⟨

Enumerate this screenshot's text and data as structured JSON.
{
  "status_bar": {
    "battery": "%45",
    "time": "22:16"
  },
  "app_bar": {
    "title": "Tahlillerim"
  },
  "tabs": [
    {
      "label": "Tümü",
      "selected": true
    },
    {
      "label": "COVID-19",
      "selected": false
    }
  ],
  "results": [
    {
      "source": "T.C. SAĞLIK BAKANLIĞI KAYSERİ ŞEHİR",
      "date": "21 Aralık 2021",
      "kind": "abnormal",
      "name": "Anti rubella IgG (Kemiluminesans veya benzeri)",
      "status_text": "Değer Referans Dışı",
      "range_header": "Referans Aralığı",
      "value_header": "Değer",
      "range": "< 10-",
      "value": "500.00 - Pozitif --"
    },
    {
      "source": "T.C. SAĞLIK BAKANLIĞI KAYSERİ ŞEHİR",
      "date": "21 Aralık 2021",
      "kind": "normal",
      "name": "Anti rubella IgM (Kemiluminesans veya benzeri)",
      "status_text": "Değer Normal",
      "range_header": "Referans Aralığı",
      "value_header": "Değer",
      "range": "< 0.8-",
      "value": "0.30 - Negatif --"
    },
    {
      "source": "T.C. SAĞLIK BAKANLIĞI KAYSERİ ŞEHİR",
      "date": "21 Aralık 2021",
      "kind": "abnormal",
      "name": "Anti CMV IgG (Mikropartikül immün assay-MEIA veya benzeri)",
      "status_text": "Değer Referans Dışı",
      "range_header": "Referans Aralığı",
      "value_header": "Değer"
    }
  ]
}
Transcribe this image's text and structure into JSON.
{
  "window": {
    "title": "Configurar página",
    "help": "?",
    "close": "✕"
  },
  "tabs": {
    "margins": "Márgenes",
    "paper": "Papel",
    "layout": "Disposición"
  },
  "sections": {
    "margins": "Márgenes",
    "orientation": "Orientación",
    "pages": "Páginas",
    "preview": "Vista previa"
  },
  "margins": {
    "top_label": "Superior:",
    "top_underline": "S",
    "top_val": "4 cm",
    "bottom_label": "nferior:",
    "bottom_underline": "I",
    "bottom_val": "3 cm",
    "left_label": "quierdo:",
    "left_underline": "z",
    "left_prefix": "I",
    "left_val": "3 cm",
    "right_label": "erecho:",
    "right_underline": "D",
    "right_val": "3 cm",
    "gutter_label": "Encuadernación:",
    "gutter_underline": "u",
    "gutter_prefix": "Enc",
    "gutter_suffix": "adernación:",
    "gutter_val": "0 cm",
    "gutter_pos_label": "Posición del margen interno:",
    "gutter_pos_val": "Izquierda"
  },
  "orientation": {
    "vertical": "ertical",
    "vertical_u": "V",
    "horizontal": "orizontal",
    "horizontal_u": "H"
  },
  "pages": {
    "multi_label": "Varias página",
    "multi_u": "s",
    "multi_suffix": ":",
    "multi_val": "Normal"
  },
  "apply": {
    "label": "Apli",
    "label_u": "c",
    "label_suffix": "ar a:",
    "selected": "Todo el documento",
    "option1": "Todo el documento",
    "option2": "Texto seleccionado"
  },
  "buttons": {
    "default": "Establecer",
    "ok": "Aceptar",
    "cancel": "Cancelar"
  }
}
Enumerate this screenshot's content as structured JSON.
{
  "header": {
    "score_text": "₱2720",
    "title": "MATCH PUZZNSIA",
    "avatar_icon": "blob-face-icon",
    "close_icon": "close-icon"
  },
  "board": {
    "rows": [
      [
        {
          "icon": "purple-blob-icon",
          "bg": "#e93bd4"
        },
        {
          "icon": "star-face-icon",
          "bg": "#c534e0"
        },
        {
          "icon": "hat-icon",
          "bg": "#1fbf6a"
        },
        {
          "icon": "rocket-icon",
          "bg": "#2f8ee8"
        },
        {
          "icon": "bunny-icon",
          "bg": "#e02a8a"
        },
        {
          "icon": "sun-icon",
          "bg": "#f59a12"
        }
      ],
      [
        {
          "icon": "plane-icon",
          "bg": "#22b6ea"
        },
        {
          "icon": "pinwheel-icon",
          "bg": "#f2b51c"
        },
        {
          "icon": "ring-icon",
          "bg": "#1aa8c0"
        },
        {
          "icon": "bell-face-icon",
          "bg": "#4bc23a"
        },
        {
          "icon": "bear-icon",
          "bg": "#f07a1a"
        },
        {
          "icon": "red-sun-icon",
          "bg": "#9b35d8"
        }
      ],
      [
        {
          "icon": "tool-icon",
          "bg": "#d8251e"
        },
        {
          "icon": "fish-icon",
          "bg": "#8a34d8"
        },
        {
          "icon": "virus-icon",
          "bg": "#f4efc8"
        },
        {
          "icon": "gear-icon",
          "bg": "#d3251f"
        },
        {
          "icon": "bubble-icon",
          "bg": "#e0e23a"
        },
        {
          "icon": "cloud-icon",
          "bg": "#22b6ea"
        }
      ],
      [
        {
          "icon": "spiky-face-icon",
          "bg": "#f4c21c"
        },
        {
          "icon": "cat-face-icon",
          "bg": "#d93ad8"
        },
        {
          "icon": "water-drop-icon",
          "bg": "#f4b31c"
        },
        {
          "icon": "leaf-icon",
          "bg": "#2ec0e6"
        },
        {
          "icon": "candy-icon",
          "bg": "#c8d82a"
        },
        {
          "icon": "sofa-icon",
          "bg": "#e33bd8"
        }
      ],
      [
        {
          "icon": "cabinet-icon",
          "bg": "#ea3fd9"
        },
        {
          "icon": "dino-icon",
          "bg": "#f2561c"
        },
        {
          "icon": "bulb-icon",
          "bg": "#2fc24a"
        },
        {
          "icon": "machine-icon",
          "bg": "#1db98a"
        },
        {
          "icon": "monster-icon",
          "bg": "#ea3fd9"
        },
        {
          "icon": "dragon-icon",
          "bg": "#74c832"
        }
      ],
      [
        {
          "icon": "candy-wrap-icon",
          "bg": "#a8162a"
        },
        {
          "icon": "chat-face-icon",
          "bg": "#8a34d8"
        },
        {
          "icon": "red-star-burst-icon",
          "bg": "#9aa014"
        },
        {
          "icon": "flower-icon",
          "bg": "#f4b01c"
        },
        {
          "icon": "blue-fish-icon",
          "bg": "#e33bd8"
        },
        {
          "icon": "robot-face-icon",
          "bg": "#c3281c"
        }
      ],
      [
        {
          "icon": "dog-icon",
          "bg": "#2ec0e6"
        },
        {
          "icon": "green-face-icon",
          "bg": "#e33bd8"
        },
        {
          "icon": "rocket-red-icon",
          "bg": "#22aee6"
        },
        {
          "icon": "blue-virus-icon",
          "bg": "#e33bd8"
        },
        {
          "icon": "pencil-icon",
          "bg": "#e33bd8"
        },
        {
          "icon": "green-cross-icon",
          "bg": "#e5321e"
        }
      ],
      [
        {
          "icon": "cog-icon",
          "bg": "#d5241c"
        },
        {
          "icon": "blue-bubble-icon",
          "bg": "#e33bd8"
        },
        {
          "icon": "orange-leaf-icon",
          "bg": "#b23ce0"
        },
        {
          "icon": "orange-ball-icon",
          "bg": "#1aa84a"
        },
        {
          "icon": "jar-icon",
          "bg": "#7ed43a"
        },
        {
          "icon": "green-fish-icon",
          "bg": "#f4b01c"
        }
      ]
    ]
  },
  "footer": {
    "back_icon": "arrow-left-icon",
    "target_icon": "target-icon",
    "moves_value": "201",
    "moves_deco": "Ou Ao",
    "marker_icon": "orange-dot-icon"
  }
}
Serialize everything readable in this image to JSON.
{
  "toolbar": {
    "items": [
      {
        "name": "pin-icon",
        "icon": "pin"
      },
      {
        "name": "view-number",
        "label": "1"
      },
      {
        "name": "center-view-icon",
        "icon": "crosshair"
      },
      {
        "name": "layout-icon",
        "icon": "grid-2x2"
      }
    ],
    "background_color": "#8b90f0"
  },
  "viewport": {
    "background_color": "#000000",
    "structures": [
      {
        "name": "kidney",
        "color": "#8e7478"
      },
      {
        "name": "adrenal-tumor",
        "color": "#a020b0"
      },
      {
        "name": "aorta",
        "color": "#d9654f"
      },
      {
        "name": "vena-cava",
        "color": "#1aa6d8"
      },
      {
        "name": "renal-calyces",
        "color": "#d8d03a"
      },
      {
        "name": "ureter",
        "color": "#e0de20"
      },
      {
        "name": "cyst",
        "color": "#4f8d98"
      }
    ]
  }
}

⟩

■ PROBLEM TO SOLVE:
List, from the entries above, every line in which the word "this" shows up.

■ ANSWER TO THE EXERCISE:
Enumerate this screenshot's text and data as structured JSON.
Transcribe this image's text and structure into JSON.
Enumerate this screenshot's content as structured JSON.
Serialize everything readable in this image to JSON.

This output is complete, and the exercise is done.